Start of PROVIDED MATERIAL

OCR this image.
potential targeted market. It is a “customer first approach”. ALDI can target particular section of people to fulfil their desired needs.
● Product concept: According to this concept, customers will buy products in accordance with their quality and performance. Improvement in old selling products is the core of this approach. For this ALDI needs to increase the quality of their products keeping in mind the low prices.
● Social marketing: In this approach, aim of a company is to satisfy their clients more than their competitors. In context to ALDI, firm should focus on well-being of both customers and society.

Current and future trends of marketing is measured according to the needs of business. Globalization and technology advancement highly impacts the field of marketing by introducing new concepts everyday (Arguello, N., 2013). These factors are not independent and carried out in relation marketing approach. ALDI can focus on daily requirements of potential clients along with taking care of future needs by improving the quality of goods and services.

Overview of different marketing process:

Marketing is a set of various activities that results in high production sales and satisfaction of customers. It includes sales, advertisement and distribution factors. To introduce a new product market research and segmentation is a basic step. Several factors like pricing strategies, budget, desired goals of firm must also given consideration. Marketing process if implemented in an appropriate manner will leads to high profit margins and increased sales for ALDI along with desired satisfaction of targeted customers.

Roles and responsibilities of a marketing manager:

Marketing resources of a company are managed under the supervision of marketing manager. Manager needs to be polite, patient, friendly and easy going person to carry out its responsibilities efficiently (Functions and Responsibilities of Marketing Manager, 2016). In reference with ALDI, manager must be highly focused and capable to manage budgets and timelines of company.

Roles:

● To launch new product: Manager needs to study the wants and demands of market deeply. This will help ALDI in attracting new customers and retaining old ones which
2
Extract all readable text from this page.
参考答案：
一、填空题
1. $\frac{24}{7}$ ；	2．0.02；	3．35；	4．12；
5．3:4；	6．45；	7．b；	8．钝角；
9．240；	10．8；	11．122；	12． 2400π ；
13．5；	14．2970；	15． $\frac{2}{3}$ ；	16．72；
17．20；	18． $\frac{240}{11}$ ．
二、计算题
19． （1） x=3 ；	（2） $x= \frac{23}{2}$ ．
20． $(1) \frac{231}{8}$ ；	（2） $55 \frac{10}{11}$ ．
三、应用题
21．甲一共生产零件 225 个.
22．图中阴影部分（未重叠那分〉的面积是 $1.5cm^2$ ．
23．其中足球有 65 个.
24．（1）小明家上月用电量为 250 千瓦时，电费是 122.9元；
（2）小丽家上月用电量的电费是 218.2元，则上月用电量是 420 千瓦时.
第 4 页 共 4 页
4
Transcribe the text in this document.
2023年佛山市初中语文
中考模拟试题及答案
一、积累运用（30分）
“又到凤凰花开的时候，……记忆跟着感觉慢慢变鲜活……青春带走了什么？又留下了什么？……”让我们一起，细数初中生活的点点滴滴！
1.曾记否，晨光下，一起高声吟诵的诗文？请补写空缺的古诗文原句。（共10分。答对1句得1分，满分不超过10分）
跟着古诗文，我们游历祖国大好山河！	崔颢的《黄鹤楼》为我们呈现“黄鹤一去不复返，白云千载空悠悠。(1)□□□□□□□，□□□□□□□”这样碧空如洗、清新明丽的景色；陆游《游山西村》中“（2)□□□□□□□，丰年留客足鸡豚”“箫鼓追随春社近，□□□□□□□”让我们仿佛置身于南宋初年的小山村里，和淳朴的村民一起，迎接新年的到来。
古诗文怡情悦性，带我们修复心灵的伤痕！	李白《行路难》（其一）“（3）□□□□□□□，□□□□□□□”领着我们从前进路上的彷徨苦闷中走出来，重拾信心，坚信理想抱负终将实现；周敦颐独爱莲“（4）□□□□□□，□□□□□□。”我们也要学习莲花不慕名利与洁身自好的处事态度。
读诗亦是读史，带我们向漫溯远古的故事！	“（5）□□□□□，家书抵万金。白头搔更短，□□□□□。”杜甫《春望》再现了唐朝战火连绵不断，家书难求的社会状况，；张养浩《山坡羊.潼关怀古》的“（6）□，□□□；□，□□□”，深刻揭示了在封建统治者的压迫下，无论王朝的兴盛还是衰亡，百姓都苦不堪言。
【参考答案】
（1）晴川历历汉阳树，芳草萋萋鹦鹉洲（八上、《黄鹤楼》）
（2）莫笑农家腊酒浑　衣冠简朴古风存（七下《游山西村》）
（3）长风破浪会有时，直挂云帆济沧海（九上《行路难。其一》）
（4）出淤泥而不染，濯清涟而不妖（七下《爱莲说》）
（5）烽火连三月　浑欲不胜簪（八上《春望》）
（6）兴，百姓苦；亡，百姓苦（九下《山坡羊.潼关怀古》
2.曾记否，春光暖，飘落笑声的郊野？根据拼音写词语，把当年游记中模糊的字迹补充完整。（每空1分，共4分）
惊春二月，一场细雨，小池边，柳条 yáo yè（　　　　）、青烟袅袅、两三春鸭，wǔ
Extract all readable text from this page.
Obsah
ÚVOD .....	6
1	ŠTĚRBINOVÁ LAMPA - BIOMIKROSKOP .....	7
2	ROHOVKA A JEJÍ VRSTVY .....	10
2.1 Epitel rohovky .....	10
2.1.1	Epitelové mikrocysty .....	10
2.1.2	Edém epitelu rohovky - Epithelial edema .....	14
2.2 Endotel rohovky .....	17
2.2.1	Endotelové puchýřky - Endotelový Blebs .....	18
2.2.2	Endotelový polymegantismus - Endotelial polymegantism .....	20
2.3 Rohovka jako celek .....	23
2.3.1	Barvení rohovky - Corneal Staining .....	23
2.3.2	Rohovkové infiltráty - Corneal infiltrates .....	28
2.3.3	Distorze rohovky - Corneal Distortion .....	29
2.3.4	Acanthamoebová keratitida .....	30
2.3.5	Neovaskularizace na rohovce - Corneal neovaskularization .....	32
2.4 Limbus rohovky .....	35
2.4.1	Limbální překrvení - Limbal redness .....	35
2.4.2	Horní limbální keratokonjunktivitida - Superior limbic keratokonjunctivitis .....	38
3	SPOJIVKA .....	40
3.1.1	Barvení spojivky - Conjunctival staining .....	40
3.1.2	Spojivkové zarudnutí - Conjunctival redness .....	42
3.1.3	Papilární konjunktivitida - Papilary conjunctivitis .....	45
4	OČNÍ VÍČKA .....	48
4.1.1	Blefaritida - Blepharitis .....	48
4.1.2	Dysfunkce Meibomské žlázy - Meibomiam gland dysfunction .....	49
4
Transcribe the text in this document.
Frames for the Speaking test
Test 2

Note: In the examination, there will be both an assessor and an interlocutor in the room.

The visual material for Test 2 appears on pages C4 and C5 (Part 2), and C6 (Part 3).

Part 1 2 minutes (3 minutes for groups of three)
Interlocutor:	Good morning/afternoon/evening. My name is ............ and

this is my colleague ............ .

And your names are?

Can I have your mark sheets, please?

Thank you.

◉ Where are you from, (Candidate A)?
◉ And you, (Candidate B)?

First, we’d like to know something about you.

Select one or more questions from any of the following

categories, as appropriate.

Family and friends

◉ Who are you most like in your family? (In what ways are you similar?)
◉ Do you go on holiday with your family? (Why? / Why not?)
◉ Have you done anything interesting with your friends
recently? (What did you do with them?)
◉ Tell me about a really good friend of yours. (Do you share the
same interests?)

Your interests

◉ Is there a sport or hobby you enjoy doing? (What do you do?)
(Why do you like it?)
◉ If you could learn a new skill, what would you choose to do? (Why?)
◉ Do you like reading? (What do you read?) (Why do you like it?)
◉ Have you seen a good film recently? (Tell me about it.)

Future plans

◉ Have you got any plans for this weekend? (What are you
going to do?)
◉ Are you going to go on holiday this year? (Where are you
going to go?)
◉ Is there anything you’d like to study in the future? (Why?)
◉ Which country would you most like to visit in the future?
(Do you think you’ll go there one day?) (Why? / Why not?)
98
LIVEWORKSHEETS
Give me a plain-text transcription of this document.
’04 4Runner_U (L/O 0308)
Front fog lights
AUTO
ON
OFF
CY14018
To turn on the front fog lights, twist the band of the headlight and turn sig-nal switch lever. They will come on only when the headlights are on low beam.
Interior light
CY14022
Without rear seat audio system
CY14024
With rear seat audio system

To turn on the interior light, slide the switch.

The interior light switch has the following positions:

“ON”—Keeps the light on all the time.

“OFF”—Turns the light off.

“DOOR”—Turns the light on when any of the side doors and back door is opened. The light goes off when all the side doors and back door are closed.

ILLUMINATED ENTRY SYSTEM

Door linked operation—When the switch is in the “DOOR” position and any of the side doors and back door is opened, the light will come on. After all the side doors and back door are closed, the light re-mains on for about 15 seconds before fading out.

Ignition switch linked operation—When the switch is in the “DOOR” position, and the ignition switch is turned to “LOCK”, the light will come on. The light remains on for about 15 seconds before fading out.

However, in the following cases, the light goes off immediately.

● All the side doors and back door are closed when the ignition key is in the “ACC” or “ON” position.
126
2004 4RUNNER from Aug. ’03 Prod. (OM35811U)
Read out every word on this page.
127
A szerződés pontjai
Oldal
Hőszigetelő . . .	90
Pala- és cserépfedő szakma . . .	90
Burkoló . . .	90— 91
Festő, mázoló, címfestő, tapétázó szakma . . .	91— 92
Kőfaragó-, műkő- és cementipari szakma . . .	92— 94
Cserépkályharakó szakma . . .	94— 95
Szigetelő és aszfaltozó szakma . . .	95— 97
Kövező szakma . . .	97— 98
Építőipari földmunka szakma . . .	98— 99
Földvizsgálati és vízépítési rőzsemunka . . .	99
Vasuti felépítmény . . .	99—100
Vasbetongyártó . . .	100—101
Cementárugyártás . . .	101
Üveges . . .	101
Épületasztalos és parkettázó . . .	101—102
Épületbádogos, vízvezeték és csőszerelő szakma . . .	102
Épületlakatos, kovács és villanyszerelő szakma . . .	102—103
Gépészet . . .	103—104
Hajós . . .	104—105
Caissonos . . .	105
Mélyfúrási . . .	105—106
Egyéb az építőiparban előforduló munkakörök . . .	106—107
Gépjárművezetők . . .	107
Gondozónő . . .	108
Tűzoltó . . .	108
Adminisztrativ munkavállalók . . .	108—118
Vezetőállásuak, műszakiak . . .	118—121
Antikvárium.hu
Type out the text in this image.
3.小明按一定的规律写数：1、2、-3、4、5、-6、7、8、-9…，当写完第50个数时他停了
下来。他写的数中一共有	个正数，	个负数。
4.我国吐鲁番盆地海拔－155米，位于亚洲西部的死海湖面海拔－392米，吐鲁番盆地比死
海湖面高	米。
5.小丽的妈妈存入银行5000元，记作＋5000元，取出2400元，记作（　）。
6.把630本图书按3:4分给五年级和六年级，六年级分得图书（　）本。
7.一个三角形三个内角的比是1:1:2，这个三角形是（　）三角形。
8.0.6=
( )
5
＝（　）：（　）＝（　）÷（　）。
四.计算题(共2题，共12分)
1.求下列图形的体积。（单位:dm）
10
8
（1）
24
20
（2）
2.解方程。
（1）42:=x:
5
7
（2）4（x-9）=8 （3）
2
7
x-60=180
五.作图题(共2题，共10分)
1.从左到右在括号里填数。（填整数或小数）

End of PROVIDED MATERIAL

**WHAT IS EXPECTED**. State the count of lines holding the string "must" in the listing above, and nothing else.

**ANSWER IN FULL**. 2